◆ What the task asks:
The answer must be a single number: how many lines of the records below hold the word "ecclesiam".
'''
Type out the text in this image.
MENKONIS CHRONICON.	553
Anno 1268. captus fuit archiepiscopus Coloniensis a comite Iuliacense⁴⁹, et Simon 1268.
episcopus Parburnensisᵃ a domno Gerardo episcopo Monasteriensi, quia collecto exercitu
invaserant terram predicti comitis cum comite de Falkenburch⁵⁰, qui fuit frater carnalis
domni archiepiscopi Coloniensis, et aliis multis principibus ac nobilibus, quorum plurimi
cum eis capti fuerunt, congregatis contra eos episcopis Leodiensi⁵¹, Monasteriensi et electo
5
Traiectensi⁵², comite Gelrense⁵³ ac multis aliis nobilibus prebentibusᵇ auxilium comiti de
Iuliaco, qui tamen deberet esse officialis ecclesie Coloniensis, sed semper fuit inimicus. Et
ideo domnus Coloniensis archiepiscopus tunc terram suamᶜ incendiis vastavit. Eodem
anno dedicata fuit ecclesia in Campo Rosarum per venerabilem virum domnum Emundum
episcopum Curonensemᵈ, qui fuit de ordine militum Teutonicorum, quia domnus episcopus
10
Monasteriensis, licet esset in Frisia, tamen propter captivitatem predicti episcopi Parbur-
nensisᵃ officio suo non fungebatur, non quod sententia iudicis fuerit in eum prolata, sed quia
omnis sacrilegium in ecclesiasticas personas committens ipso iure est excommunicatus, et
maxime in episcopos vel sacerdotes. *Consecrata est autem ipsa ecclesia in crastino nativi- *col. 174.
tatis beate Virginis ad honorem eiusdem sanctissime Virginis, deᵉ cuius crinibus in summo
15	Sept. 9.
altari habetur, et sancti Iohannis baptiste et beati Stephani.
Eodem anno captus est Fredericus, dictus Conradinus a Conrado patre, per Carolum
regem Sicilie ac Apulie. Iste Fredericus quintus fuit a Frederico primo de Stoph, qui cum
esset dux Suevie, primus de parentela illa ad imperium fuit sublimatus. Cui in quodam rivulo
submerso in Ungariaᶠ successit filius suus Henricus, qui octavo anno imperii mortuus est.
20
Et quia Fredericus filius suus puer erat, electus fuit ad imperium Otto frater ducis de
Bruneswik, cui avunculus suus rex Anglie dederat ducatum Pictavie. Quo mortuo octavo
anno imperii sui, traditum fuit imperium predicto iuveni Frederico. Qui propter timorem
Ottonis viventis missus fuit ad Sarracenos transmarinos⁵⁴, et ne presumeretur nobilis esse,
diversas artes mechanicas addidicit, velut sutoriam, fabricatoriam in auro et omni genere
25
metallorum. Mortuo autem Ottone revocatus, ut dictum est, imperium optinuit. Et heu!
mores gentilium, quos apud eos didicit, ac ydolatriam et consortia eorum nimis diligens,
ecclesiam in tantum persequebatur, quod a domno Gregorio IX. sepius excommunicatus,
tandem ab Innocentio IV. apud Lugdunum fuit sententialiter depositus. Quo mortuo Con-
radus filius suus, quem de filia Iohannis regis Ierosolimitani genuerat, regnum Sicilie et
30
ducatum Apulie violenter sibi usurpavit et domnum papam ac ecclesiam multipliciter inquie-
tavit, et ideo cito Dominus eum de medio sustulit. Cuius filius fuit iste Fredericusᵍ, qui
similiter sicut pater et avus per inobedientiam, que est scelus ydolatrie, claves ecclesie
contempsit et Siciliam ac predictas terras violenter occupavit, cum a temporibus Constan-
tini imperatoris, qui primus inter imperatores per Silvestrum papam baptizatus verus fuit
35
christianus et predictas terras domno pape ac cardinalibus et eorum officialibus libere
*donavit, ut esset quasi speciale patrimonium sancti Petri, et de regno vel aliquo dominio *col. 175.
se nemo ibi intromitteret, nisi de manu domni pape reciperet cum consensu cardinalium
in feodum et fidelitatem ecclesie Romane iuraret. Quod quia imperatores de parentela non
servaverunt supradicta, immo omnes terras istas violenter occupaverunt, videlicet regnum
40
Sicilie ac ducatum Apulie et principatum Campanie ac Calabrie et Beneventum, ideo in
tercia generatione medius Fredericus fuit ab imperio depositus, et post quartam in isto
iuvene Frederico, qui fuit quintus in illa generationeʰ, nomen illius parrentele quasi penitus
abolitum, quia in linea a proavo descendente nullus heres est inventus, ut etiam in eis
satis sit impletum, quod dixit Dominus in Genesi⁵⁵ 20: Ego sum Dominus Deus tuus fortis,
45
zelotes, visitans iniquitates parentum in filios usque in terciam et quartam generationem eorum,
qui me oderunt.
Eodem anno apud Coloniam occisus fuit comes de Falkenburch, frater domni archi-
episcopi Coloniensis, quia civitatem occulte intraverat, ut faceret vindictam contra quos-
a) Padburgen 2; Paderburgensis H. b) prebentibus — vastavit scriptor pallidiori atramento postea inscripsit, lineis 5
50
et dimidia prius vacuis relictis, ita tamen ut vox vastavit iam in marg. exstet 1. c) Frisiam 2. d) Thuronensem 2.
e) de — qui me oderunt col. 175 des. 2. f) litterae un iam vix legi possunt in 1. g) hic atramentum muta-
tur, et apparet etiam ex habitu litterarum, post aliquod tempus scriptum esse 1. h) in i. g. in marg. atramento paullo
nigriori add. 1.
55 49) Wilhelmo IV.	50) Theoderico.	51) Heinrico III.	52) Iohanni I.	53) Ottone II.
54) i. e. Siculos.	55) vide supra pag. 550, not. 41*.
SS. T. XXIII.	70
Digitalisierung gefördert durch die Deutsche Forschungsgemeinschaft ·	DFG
'''
◆ Exercise output:
2